OBJECTIVE
Copy all of the material below exactly.
※
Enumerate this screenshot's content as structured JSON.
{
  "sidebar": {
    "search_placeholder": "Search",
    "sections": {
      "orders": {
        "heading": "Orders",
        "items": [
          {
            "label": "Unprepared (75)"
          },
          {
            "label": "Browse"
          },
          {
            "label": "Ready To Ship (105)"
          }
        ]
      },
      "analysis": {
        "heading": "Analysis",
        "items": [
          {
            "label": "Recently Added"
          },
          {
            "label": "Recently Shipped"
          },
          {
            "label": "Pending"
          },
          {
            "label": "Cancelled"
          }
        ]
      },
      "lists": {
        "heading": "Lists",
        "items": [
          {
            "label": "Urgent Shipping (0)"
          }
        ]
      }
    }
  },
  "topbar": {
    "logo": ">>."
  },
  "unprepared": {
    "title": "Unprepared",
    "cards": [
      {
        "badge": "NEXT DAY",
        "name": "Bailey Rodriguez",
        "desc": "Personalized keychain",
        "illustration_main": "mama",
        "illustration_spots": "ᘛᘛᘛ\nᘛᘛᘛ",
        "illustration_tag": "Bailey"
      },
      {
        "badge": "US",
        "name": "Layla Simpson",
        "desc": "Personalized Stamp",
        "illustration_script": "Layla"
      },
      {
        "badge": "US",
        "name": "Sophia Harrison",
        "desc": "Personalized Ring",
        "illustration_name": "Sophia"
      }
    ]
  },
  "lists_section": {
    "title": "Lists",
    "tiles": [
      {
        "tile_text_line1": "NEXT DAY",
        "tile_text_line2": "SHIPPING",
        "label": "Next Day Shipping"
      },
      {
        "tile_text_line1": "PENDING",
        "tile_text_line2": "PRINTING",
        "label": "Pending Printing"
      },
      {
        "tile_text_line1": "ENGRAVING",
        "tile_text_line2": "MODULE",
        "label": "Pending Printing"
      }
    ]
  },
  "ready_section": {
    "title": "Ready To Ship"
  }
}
※
REPLY
Enumerate this screenshot's content as structured JSON.
{
  "sidebar": {
    "search_placeholder": "Search",
    "sections": {
      "orders": {
        "heading": "Orders",
        "items": [
          {
            "label": "Unprepared (75)"
          },
          {
            "label": "Browse"
          },
          {
            "label": "Ready To Ship (105)"
          }
        ]
      },
      "analysis": {
        "heading": "Analysis",
        "items": [
          {
            "label": "Recently Added"
          },
          {
            "label": "Recently Shipped"
          },
          {
            "label": "Pending"
          },
          {
            "label": "Cancelled"
          }
        ]
      },
      "lists": {
        "heading": "Lists",
        "items": [
          {
            "label": "Urgent Shipping (0)"
          }
        ]
      }
    }
  },
  "topbar": {
    "logo": ">>."
  },
  "unprepared": {
    "title": "Unprepared",
    "cards": [
      {
        "badge": "NEXT DAY",
        "name": "Bailey Rodriguez",
        "desc": "Personalized keychain",
        "illustration_main": "mama",
        "illustration_spots": "ᘛᘛᘛ\nᘛᘛᘛ",
        "illustration_tag": "Bailey"
      },
      {
        "badge": "US",
        "name": "Layla Simpson",
        "desc": "Personalized Stamp",
        "illustration_script": "Layla"
      },
      {
        "badge": "US",
        "name": "Sophia Harrison",
        "desc": "Personalized Ring",
        "illustration_name": "Sophia"
      }
    ]
  },
  "lists_section": {
    "title": "Lists",
    "tiles": [
      {
        "tile_text_line1": "NEXT DAY",
        "tile_text_line2": "SHIPPING",
        "label": "Next Day Shipping"
      },
      {
        "tile_text_line1": "PENDING",
        "tile_text_line2": "PRINTING",
        "label": "Pending Printing"
      },
      {
        "tile_text_line1": "ENGRAVING",
        "tile_text_line2": "MODULE",
        "label": "Pending Printing"
      }
    ]
  },
  "ready_section": {
    "title": "Ready To Ship"
  }
}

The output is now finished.